[Information supplied start]

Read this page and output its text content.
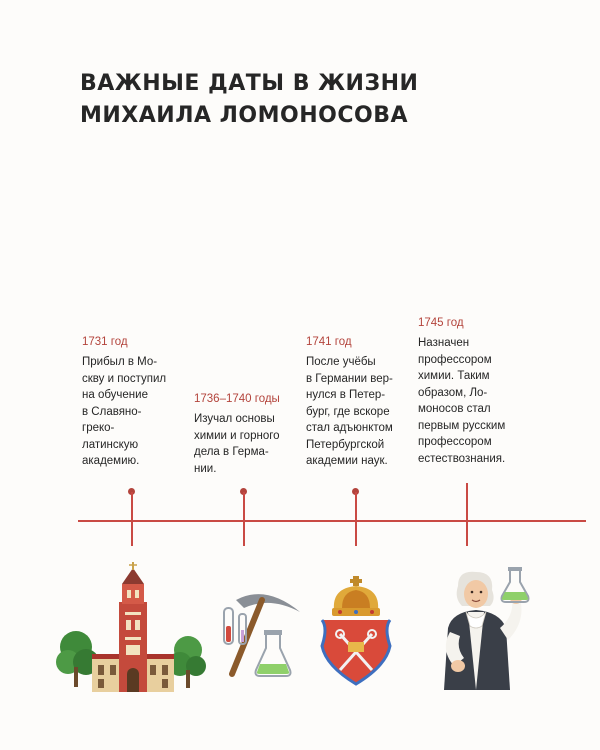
ВАЖНЫЕ ДАТЫ В ЖИЗНИ
МИХАИЛА ЛОМОНОСОВА
1731 год
Прибыл в Мо-
скву и поступил
на обучение
в Славяно-
греко-
латинскую
академию.
1736–1740 годы
Изучал основы
химии и горного
дела в Герма-
нии.
1741 год
После учёбы
в Германии вер-
нулся в Петер-
бург, где вскоре
стал адъюнктом
Петербургской
академии наук.
1745 год
Назначен
профессором
химии. Таким
образом, Ло-
моносов стал
первым русским
профессором
естествознания.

[Information supplied end]

Print out the lines exactly, skipping any picture.

Read this page and output its text content.
ВАЖНЫЕ ДАТЫ В ЖИЗНИ
МИХАИЛА ЛОМОНОСОВА
1731 год
Прибыл в Мо-
скву и поступил
на обучение
в Славяно-
греко-
латинскую
академию.
1736–1740 годы
Изучал основы
химии и горного
дела в Герма-
нии.
1741 год
После учёбы
в Германии вер-
нулся в Петер-
бург, где вскоре
стал адъюнктом
Петербургской
академии наук.
1745 год
Назначен
профессором
химии. Таким
образом, Ло-
моносов стал
первым русским
профессором
естествознания.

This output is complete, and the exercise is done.